REQUIRED TASK A >>
Return the lines of the records verbatim, starting with the line that contains "y-tick-label: 0.32 [43, 282, 72, 297]" and going on through the line that contains "x-tick-label: 0 [89, 436, 97, 451]", both included.

From: Lee Schermerhorn <lee.schermerhorn@hp.com>
To: linux-mm@kvack.org, linux-numa@vger.kernel.org
Cc: akpm@linux-foundation.org, Mel Gorman <mel@csn.ul.ie>,
Randy Dunlap <randy.dunlap@oracle.com>,
Nishanth Aravamudan <nacc@us.ibm.com>,
David Rientjes <rientjes@google.com>, Adam Litke <agl@us.ibm.com>,
Andy Whitcroft <apw@canonical.com>,
eric.whitney@hp.com
Subject: [PATCH 4/11] hugetlb: derive huge pages nodes allowed from task mempolicy
Date: Mon, 05 Oct 2009 23:18:02 -0400 [thread overview]
Message-ID: <20091006031802.22576.46384.sendpatchset@localhost.localdomain> (raw)
In-Reply-To: <20091006031739.22576.5248.sendpatchset@localhost.localdomain>
[PATCH 4/11] hugetlb: derive huge pages nodes allowed from task mempolicy
Against: 2.6.31-mmotm-090925-1435
V2: + cleaned up comments, removed some deemed unnecessary,
add some suggested by review
+ removed check for !current in huge_mpol_nodes_allowed().
+ added 'current->comm' to warning message in huge_mpol_nodes_allowed().
+ added VM_BUG_ON() assertion in hugetlb.c next_node_allowed() to
catch out of range node id.
+ add examples to patch description
V3: Factored this patch from V2 patch 2/3
V4: added back missing "kfree(nodes_allowed)" in set_max_nr_hugepages()
V5: remove internal '\n' from printk in huge_mpol_nodes_allowed()
V6: + rename 'huge_mpol_nodes_allowed()" to "alloc_nodemask_of_mempolicy()"
+ move the printk() when we can't kmalloc() a nodemask_t to
set_max_huge_pages(), as alloc_nodemask_of_mempolicy() is no longer
hugepage specific.
+ handle movement of nodes_allowed initialization:
++ Don't kfree() nodes_allowed when it points at node_online_map.
V7: + drop mpol-get/put from alloc_nodemask_of_mempolicy(). Not needed
here because current task is examining it's own mempolicy. Add
comment to that effect.
+ use init_nodemask_of_node() to initialize the nodes_allowed for
single node policies [preferred/local].

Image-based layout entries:
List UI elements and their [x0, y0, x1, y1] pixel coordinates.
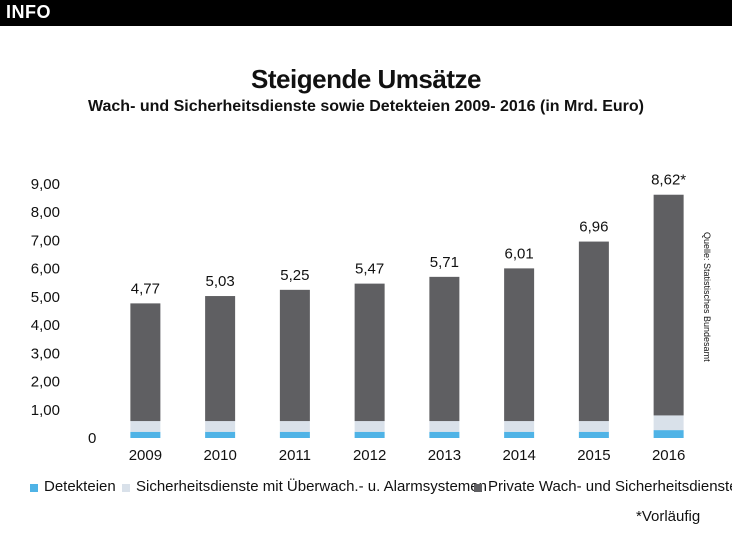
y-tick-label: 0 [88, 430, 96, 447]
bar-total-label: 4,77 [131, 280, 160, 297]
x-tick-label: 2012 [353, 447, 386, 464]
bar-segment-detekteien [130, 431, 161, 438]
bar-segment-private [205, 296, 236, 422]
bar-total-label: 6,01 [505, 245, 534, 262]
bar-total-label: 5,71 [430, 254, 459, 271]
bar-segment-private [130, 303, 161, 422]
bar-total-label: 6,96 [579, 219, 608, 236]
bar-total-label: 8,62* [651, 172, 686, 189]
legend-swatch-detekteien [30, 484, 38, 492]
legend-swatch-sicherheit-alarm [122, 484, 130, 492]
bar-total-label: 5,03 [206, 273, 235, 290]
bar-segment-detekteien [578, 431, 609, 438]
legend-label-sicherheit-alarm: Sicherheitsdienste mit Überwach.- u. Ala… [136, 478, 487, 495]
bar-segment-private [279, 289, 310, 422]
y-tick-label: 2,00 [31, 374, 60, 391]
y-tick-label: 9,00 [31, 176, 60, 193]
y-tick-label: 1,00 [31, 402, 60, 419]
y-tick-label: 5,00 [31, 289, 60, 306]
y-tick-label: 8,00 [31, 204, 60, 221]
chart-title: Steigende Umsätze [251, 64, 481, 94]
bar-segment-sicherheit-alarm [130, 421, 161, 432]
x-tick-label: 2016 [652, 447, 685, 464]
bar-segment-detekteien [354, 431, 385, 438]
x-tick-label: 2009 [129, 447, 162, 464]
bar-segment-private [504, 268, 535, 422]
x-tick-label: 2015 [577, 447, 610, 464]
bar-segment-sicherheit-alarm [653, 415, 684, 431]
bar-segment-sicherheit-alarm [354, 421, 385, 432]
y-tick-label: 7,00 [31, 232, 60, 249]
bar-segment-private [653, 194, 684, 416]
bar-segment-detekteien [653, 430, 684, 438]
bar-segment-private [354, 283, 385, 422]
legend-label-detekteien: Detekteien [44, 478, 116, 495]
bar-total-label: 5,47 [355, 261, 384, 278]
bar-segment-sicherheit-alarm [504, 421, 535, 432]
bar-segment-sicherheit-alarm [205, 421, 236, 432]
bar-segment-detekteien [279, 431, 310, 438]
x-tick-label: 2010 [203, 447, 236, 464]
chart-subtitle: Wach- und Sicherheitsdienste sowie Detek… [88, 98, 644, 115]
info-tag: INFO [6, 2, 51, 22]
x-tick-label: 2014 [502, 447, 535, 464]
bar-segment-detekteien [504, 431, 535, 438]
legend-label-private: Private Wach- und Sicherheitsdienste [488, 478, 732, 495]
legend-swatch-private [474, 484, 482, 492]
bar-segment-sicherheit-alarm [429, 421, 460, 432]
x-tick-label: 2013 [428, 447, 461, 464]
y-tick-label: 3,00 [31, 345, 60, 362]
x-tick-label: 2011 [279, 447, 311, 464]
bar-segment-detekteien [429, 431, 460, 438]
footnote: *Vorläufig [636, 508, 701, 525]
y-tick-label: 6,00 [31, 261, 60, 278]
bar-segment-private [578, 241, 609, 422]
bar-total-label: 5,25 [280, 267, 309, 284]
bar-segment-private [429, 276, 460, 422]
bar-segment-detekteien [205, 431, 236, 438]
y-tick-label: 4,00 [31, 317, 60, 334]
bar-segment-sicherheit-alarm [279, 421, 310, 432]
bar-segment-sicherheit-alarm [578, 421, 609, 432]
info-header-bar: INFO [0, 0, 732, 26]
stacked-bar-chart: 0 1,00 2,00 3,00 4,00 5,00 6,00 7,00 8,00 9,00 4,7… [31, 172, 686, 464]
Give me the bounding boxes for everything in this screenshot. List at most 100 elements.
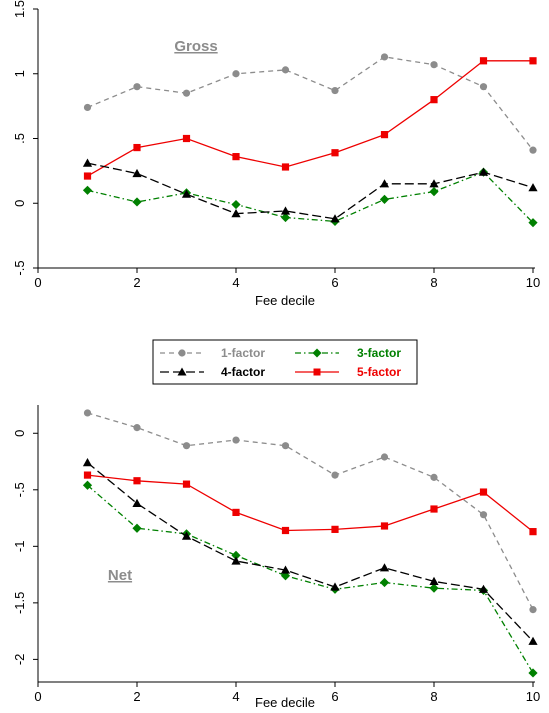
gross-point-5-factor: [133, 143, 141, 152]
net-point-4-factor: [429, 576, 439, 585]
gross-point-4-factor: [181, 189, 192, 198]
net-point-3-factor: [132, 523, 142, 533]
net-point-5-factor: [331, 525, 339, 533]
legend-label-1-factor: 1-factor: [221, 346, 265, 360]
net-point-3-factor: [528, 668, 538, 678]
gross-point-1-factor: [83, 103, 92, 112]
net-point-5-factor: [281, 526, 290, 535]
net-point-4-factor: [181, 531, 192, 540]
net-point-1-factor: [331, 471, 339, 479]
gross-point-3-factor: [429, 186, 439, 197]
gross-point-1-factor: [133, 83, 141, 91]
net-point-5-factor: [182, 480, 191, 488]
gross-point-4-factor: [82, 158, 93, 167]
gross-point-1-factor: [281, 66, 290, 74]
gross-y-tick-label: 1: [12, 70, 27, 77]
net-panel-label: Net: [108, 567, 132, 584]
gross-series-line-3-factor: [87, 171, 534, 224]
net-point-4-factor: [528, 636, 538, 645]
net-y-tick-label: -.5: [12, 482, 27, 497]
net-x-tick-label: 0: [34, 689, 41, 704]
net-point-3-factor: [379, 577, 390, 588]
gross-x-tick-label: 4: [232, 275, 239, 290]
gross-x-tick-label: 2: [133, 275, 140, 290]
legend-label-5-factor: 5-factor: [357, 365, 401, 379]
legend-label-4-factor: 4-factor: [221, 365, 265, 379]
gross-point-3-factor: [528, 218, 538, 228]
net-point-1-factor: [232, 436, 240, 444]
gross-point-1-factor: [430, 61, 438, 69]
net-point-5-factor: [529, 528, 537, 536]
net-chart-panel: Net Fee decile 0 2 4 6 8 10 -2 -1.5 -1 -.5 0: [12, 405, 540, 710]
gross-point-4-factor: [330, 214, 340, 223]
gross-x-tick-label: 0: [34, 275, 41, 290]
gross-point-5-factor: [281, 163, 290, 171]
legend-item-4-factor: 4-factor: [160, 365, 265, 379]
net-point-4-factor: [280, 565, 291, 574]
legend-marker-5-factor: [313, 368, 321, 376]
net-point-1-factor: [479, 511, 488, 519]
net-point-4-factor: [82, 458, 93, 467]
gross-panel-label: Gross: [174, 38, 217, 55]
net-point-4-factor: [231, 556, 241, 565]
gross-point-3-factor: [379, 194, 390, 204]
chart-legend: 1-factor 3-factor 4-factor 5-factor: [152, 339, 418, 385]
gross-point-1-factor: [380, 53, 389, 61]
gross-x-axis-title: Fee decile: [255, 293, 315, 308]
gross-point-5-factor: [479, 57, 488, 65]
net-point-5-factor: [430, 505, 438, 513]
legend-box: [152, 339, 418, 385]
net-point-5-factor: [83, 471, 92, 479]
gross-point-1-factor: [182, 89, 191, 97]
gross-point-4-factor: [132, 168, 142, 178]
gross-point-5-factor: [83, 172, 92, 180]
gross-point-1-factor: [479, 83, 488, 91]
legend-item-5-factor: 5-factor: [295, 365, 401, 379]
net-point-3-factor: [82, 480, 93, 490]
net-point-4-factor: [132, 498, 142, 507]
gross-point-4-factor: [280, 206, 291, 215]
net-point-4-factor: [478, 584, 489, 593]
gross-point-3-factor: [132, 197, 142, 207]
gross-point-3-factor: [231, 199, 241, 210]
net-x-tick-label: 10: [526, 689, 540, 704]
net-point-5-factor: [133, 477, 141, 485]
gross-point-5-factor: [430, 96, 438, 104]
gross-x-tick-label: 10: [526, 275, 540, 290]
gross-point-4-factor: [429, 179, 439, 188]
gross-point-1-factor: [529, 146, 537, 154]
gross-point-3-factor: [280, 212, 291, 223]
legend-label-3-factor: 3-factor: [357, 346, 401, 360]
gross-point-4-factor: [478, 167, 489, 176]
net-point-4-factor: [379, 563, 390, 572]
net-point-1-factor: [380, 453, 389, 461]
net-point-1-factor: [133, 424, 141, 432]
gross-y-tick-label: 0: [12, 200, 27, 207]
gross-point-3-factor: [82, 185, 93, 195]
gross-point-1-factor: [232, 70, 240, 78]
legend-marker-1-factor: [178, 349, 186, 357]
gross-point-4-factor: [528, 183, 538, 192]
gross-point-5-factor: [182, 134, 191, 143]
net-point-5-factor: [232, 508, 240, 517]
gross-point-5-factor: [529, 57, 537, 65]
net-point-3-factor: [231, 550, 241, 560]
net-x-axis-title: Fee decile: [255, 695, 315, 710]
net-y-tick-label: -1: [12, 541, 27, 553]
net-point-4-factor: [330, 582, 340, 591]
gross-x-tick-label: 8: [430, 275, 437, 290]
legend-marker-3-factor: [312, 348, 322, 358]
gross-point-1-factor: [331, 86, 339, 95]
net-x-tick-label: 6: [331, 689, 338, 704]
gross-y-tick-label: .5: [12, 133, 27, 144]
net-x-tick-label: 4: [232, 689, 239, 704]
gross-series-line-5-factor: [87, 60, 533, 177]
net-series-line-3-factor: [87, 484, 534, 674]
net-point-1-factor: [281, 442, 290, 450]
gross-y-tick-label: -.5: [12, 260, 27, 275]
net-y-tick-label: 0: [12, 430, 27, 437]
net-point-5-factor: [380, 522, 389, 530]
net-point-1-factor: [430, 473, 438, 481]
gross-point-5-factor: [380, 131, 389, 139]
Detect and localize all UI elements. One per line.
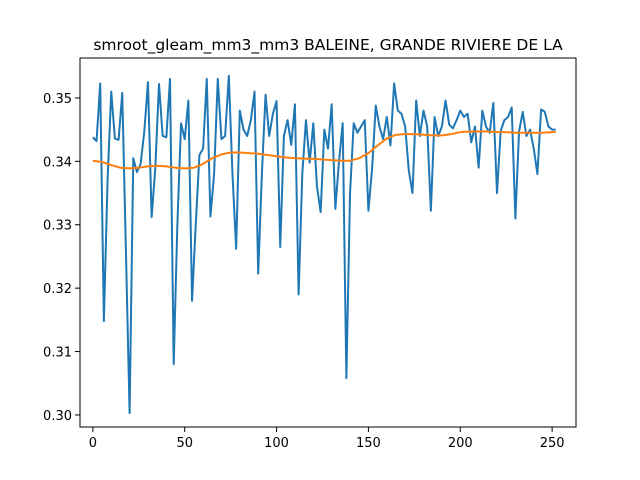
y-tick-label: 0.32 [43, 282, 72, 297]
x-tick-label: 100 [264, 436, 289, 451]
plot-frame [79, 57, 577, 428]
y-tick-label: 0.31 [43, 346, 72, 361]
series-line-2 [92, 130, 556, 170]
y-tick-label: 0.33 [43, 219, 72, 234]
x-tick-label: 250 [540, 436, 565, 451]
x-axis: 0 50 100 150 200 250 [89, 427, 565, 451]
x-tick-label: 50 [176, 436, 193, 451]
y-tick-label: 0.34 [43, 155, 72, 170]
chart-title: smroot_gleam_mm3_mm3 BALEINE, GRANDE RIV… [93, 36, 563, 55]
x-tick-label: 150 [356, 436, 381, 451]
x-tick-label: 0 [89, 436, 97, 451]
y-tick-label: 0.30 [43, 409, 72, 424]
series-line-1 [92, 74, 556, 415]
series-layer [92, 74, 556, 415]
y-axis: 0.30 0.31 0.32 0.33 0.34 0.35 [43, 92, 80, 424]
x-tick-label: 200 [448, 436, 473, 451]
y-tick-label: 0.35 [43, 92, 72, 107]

REQUIRED TASK B >>
Does the hugetlb patch message support each statement below? Answer yes or no for each and quote the words of the message that decide it.
(i) The V4 change restored a missing "kfree(nodes_allowed)" in set_max_nr_hugepages().
(ii) The V5 change renamed huge_mpol_nodes_allowed() to alloc_nodemask_of_mempolicy().
(iii) The patch is against 2.6.31-mmotm-090925-1435.

FINAL ANSWER A >>
y-tick-label: 0.32 [43, 282, 72, 297]
x-tick-label: 100 [264, 436, 289, 451]
plot-frame [79, 57, 577, 428]
y-tick-label: 0.31 [43, 346, 72, 361]
series-line-2 [92, 130, 556, 170]
y-tick-label: 0.33 [43, 219, 72, 234]
x-tick-label: 250 [540, 436, 565, 451]
x-axis: 0 50 100 150 200 250 [89, 427, 565, 451]
x-tick-label: 50 [176, 436, 193, 451]
y-tick-label: 0.34 [43, 155, 72, 170]
chart-title: smroot_gleam_mm3_mm3 BALEINE, GRANDE RIV… [93, 36, 563, 55]
x-tick-label: 150 [356, 436, 381, 451]
x-tick-label: 0 [89, 436, 97, 451]

FINAL ANSWER B >>
(i) Yes: "V4: added back missing "kfree(nodes_allowed)" in set_max_nr_hugepages()"
(ii) No: "V5: remove internal '\n' from printk in huge_mpol_nodes_allowed()"
(iii) Yes: "Against: 2.6.31-mmotm-090925-1435"